Written request: Write out the material exactly, without any of its pictures.

Exercise material:
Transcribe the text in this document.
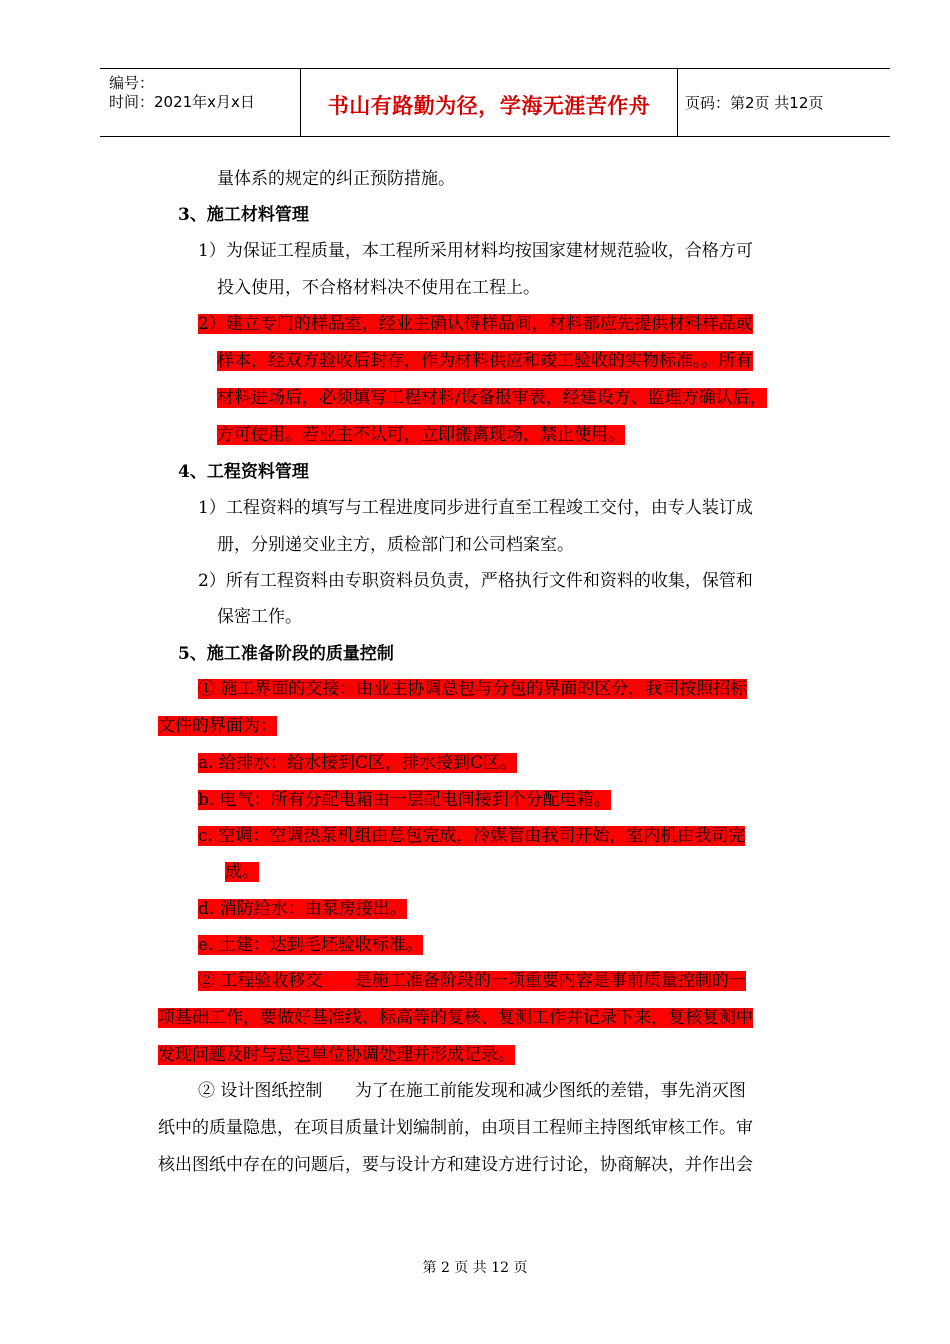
编号：
时间：2021年x月x日	书山有路勤为径，学海无涯苦作舟	页码：第2页 共12页
量体系的规定的纠正预防措施。
3、施工材料管理
1）为保证工程质量，本工程所采用材料均按国家建材规范验收，合格方可
投入使用，不合格材料决不使用在工程上。
2）建立专门的样品室，经业主确认得样品间，材料都应先提供材料样品或
样本，经双方验收后封存，作为材料供应和竣工验收的实物标准。。所有
材料进场后，必须填写工程材料/设备报审表，经建设方、监理方确认后，
方可使用。若业主不认可，立即搬离现场，禁止使用。
4、工程资料管理
1）工程资料的填写与工程进度同步进行直至工程竣工交付，由专人装订成
册，分别递交业主方，质检部门和公司档案室。
2）所有工程资料由专职资料员负责，严格执行文件和资料的收集，保管和
保密工作。
5、施工准备阶段的质量控制
① 施工界面的交接：由业主协调总包与分包的界面的区分，我司按照招标
文件的界面为：
a. 给排水：给水接到C区，排水接到C区。
b. 电气：所有分配电箱由一层配电间接到个分配电箱。
c. 空调：空调热泵机组由总包完成，冷媒管由我司开始，室内机由我司完
成。
d. 消防给水：由泵房接出。
e. 土建：达到毛坯验收标准。
② 工程验收移交      是施工准备阶段的一项重要内容是事前质量控制的一
项基础工作，要做好基准线、标高等的复核、复测工作并记录下来，复核复测中
发现问题及时与总包单位协调处理并形成记录。
② 设计图纸控制      为了在施工前能发现和减少图纸的差错，事先消灭图
纸中的质量隐患，在项目质量计划编制前，由项目工程师主持图纸审核工作。审
核出图纸中存在的问题后，要与设计方和建设方进行讨论，协商解决，并作出会
第 2 页 共 12 页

Correct response:
Transcribe the text in this document.
编号：
时间：2021年x月x日	书山有路勤为径，学海无涯苦作舟	页码：第2页 共12页
量体系的规定的纠正预防措施。
3、施工材料管理
1）为保证工程质量，本工程所采用材料均按国家建材规范验收，合格方可
投入使用，不合格材料决不使用在工程上。
2）建立专门的样品室，经业主确认得样品间，材料都应先提供材料样品或
样本，经双方验收后封存，作为材料供应和竣工验收的实物标准。。所有
材料进场后，必须填写工程材料/设备报审表，经建设方、监理方确认后，
方可使用。若业主不认可，立即搬离现场，禁止使用。
4、工程资料管理
1）工程资料的填写与工程进度同步进行直至工程竣工交付，由专人装订成
册，分别递交业主方，质检部门和公司档案室。
2）所有工程资料由专职资料员负责，严格执行文件和资料的收集，保管和
保密工作。
5、施工准备阶段的质量控制
① 施工界面的交接：由业主协调总包与分包的界面的区分，我司按照招标
文件的界面为：
a. 给排水：给水接到C区，排水接到C区。
b. 电气：所有分配电箱由一层配电间接到个分配电箱。
c. 空调：空调热泵机组由总包完成，冷媒管由我司开始，室内机由我司完
成。
d. 消防给水：由泵房接出。
e. 土建：达到毛坯验收标准。
② 工程验收移交      是施工准备阶段的一项重要内容是事前质量控制的一
项基础工作，要做好基准线、标高等的复核、复测工作并记录下来，复核复测中
发现问题及时与总包单位协调处理并形成记录。
② 设计图纸控制      为了在施工前能发现和减少图纸的差错，事先消灭图
纸中的质量隐患，在项目质量计划编制前，由项目工程师主持图纸审核工作。审
核出图纸中存在的问题后，要与设计方和建设方进行讨论，协商解决，并作出会
第 2 页 共 12 页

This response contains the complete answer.